TRECHO SELECIONADO:
Obviamente que um leitor pouco atento irá afirmar que este exemplo hipotético simplesmente não existe, posto que um degenerado moral (como tal casal) não teria estas preocupações com o bem estar alheio. Há que se perguntar, pois, se a maior parte das pessoas “normais” (ou seja, “boas”) faz tais coisas; segundo, se esta afirmação se baseia em algum dado estatístico (que, creio, simplesmente não existe), numa experiência de vida pessoal (o que pode significar que o autor da crítica falhou em conseguir o que outros obtiveram, ou seja, a felicidade) ou simplesmente num estereótipo cultural, calcado nestes valores fixos de BML, que determina então que deve ser classificado como BML. Mas, pode-se criticar alguém sem conhecer? Isso não é “Mau”? Ora, se as explicações que o crítico pode oferecer se baseia em qualquer uma das situações acima descritas, então eles está numa armadilha, e suas atitudes em tentar taxar algo de BML acidentalmente serão, em geral, “Más”.

INFORMAÇÕES EXTRAÍDAS:
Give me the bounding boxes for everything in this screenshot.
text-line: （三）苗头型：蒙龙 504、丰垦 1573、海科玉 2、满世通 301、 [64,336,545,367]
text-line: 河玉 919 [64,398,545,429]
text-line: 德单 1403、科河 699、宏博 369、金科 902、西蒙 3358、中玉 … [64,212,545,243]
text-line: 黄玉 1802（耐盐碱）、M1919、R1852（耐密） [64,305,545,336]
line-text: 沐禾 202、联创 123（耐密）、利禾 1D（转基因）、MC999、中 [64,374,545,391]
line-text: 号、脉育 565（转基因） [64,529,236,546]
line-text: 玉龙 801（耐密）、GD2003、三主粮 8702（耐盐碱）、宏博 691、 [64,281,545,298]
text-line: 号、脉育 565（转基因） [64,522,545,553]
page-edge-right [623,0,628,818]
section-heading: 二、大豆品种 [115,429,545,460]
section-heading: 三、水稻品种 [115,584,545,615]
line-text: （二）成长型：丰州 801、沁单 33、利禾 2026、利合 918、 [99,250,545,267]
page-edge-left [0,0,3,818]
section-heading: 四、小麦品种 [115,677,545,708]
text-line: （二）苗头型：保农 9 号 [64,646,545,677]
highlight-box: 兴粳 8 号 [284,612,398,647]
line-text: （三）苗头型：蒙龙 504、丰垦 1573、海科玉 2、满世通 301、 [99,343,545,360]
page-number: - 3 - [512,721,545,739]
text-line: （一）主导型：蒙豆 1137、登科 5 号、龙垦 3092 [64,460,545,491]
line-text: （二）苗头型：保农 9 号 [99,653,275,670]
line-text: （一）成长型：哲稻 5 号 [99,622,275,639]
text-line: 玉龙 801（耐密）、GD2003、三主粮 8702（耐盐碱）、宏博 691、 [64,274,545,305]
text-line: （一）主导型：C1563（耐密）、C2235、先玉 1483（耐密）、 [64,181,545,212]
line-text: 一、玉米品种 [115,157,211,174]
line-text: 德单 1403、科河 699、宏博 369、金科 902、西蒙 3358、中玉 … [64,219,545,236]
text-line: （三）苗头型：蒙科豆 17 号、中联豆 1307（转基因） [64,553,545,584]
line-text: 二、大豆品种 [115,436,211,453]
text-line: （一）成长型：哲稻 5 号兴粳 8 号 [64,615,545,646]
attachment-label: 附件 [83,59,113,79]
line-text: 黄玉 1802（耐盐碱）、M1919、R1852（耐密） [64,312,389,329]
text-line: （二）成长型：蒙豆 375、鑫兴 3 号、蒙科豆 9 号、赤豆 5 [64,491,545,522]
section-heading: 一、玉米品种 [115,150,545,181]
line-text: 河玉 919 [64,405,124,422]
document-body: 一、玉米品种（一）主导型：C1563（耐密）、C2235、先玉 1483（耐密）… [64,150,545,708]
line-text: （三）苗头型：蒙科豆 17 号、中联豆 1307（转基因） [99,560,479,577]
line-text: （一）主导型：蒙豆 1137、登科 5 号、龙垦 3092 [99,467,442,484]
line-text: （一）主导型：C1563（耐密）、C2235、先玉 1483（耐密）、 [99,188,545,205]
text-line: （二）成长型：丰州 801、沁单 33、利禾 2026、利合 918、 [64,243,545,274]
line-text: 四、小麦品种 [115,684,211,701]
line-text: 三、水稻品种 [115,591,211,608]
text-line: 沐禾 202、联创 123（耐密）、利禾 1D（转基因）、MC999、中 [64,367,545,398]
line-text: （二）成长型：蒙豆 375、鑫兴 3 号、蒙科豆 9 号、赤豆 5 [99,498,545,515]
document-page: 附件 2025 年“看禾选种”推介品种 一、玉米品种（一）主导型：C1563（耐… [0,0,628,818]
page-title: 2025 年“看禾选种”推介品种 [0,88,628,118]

SEU OBJETIVO: Por favor, copie o trecho selecionado acima na íntegra, sem nenhuma alteração.

SOLUÇÃO DO EXERCÍCIO:
Obviamente que um leitor pouco atento irá afirmar que este exemplo hipotético simplesmente não existe, posto que um degenerado moral (como tal casal) não teria estas preocupações com o bem estar alheio. Há que se perguntar, pois, se a maior parte das pessoas “normais” (ou seja, “boas”) faz tais coisas; segundo, se esta afirmação se baseia em algum dado estatístico (que, creio, simplesmente não existe), numa experiência de vida pessoal (o que pode significar que o autor da crítica falhou em conseguir o que outros obtiveram, ou seja, a felicidade) ou simplesmente num estereótipo cultural, calcado nestes valores fixos de BML, que determina então que deve ser classificado como BML. Mas, pode-se criticar alguém sem conhecer? Isso não é “Mau”? Ora, se as explicações que o crítico pode oferecer se baseia em qualquer uma das situações acima descritas, então eles está numa armadilha, e suas atitudes em tentar taxar algo de BML acidentalmente serão, em geral, “Más”.